Data excerpts:
———

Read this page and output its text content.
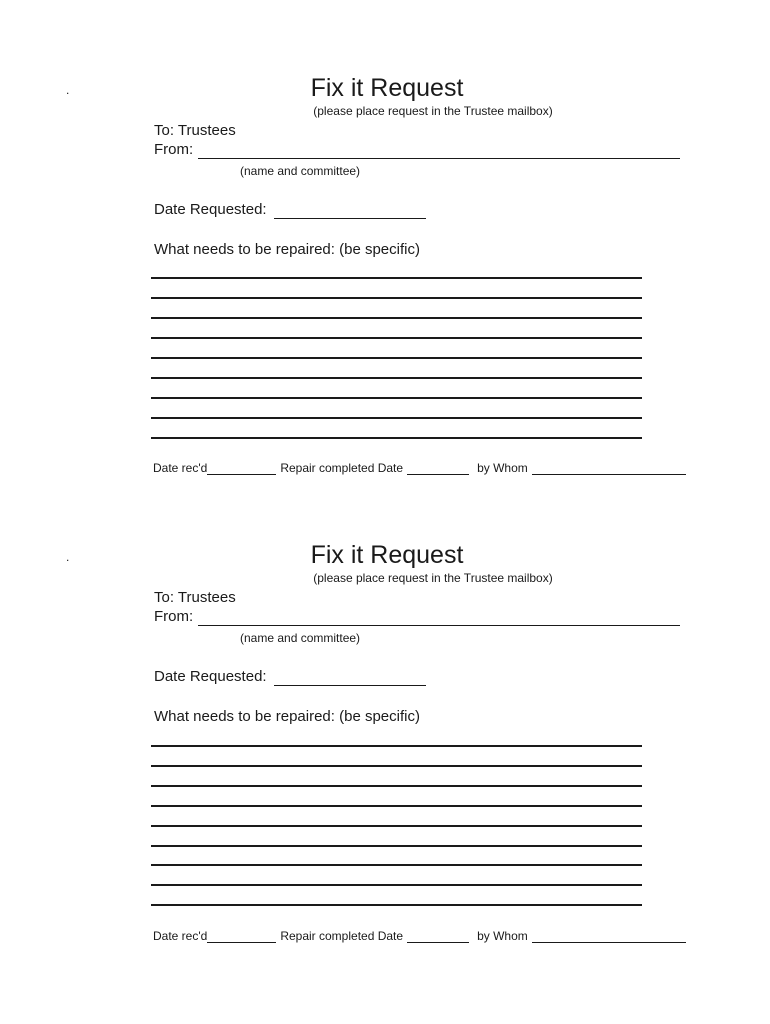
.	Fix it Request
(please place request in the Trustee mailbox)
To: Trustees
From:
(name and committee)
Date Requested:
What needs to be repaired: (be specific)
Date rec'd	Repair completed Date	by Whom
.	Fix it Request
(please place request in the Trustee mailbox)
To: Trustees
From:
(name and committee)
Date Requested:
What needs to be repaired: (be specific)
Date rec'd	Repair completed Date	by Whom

———

## [What the task requires]
Exclude the pictures and transcribe all of the entries exactly.

## [Exercise response]
Read this page and output its text content.
.	Fix it Request
(please place request in the Trustee mailbox)
To: Trustees
From:
(name and committee)
Date Requested:
What needs to be repaired: (be specific)
Date rec'd	Repair completed Date	by Whom
.	Fix it Request
(please place request in the Trustee mailbox)
To: Trustees
From:
(name and committee)
Date Requested:
What needs to be repaired: (be specific)
Date rec'd	Repair completed Date	by Whom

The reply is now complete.